__Challenge__. Look for the line with "Output the text content of this document." in the entries below, then extract that line and all lines after it exactly, with pictures left out.

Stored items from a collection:
----------------

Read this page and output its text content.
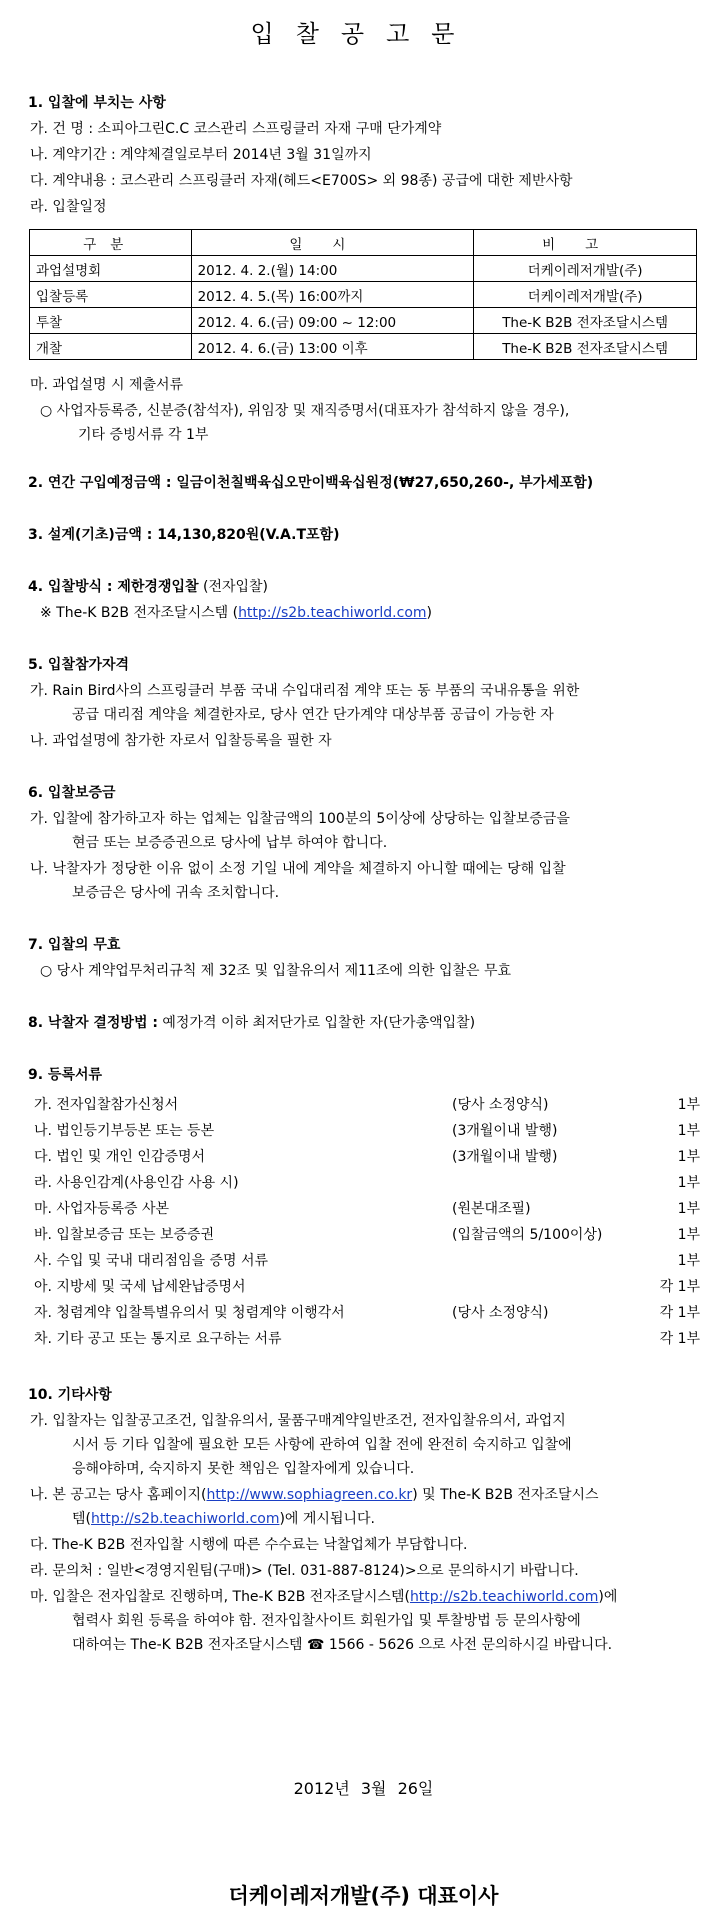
입찰공고문
1. 입찰에 부치는 사항
가. 건 명 : 소피아그린C.C 코스관리 스프링클러 자재 구매 단가계약
나. 계약기간 : 계약체결일로부터 2014년 3월 31일까지
다. 계약내용 : 코스관리 스프링클러 자재(헤드<E700S> 외 98종) 공급에 대한 제반사항
라. 입찰일정
구분	일시	비고
과업설명회	2012. 4. 2.(월) 14:00	더케이레저개발(주)
입찰등록	2012. 4. 5.(목) 16:00까지	더케이레저개발(주)
투찰	2012. 4. 6.(금) 09:00 ~ 12:00	The-K B2B 전자조달시스템
개찰	2012. 4. 6.(금) 13:00 이후	The-K B2B 전자조달시스템
마. 과업설명 시 제출서류
○ 사업자등록증, 신분증(참석자), 위임장 및 재직증명서(대표자가 참석하지 않을 경우),
기타 증빙서류 각 1부
2. 연간 구입예정금액 : 일금이천칠백육십오만이백육십원정(₩27,650,260-, 부가세포함)
3. 설계(기초)금액 : 14,130,820원(V.A.T포함)
4. 입찰방식 : 제한경쟁입찰 (전자입찰)
※ The-K B2B 전자조달시스템 (http://s2b.teachiworld.com)
5. 입찰참가자격
가. Rain Bird사의 스프링클러 부품 국내 수입대리점 계약 또는 동 부품의 국내유통을 위한
공급 대리점 계약을 체결한자로, 당사 연간 단가계약 대상부품 공급이 가능한 자
나. 과업설명에 참가한 자로서 입찰등록을 필한 자
6. 입찰보증금
가. 입찰에 참가하고자 하는 업체는 입찰금액의 100분의 5이상에 상당하는 입찰보증금을
현금 또는 보증증권으로 당사에 납부 하여야 합니다.
나. 낙찰자가 정당한 이유 없이 소정 기일 내에 계약을 체결하지 아니할 때에는 당해 입찰
보증금은 당사에 귀속 조치합니다.
7. 입찰의 무효
○ 당사 계약업무처리규칙 제 32조 및 입찰유의서 제11조에 의한 입찰은 무효
8. 낙찰자 결정방법 : 예정가격 이하 최저단가로 입찰한 자(단가총액입찰)
9. 등록서류
가. 전자입찰참가신청서	(당사 소정양식)	1부
나. 법인등기부등본 또는 등본	(3개월이내 발행)	1부
다. 법인 및 개인 인감증명서	(3개월이내 발행)	1부
라. 사용인감계(사용인감 사용 시)	1부
마. 사업자등록증 사본	(원본대조필)	1부
바. 입찰보증금 또는 보증증권	(입찰금액의 5/100이상)	1부
사. 수입 및 국내 대리점임을 증명 서류	1부
아. 지방세 및 국세 납세완납증명서	각 1부
자. 청렴계약 입찰특별유의서 및 청렴계약 이행각서	(당사 소정양식)	각 1부
차. 기타 공고 또는 통지로 요구하는 서류	각 1부
10. 기타사항
가. 입찰자는 입찰공고조건, 입찰유의서, 물품구매계약일반조건, 전자입찰유의서, 과업지
시서 등 기타 입찰에 필요한 모든 사항에 관하여 입찰 전에 완전히 숙지하고 입찰에
응해야하며, 숙지하지 못한 책임은 입찰자에게 있습니다.
나. 본 공고는 당사 홈페이지(http://www.sophiagreen.co.kr) 및 The-K B2B 전자조달시스
템(http://s2b.teachiworld.com)에 게시됩니다.
다. The-K B2B 전자입찰 시행에 따른 수수료는 낙찰업체가 부담합니다.
라. 문의처 : 일반<경영지원팀(구매)> (Tel. 031-887-8124)>으로 문의하시기 바랍니다.
마. 입찰은 전자입찰로 진행하며, The-K B2B 전자조달시스템(http://s2b.teachiworld.com)에
협력사 회원 등록을 하여야 함. 전자입찰사이트 회원가입 및 투찰방법 등 문의사항에
대하여는 The-K B2B 전자조달시스템 ☎ 1566 - 5626 으로 사전 문의하시길 바랍니다.
2012년 3월 26일
더케이레저개발(주) 대표이사
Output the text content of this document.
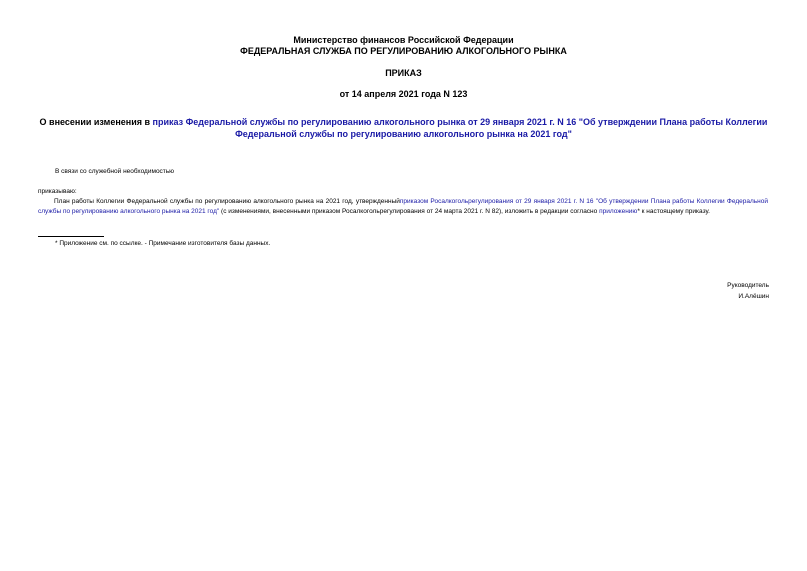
Министерство финансов Российской Федерации
ФЕДЕРАЛЬНАЯ СЛУЖБА ПО РЕГУЛИРОВАНИЮ АЛКОГОЛЬНОГО РЫНКА
ПРИКАЗ
от 14 апреля 2021 года N 123
О внесении изменения в приказ Федеральной службы по регулированию алкогольного рынка от 29 января 2021 г. N 16 "Об утверждении Плана работы Коллегии Федеральной службы по регулированию алкогольного рынка на 2021 год"
В связи со служебной необходимостью
приказываю:
План работы Коллегии Федеральной службы по регулированию алкогольного рынка на 2021 год, утвержденныйприказом Росалкогольрегулирования от 29 января 2021 г. N 16 "Об утверждении Плана работы Коллегии Федеральной службы по регулированию алкогольного рынка на 2021 год" (с изменениями, внесенными приказом Росалкогольрегулирования от 24 марта 2021 г. N 82), изложить в редакции согласно приложению* к настоящему приказу.
* Приложение см. по ссылке. - Примечание изготовителя базы данных.
Руководитель
И.Алёшин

----------------

__Exercise solution__.
Output the text content of this document.
Министерство финансов Российской Федерации
ФЕДЕРАЛЬНАЯ СЛУЖБА ПО РЕГУЛИРОВАНИЮ АЛКОГОЛЬНОГО РЫНКА
ПРИКАЗ
от 14 апреля 2021 года N 123
О внесении изменения в приказ Федеральной службы по регулированию алкогольного рынка от 29 января 2021 г. N 16 "Об утверждении Плана работы Коллегии Федеральной службы по регулированию алкогольного рынка на 2021 год"
В связи со служебной необходимостью
приказываю:
План работы Коллегии Федеральной службы по регулированию алкогольного рынка на 2021 год, утвержденныйприказом Росалкогольрегулирования от 29 января 2021 г. N 16 "Об утверждении Плана работы Коллегии Федеральной службы по регулированию алкогольного рынка на 2021 год" (с изменениями, внесенными приказом Росалкогольрегулирования от 24 марта 2021 г. N 82), изложить в редакции согласно приложению* к настоящему приказу.
* Приложение см. по ссылке. - Примечание изготовителя базы данных.
Руководитель
И.Алёшин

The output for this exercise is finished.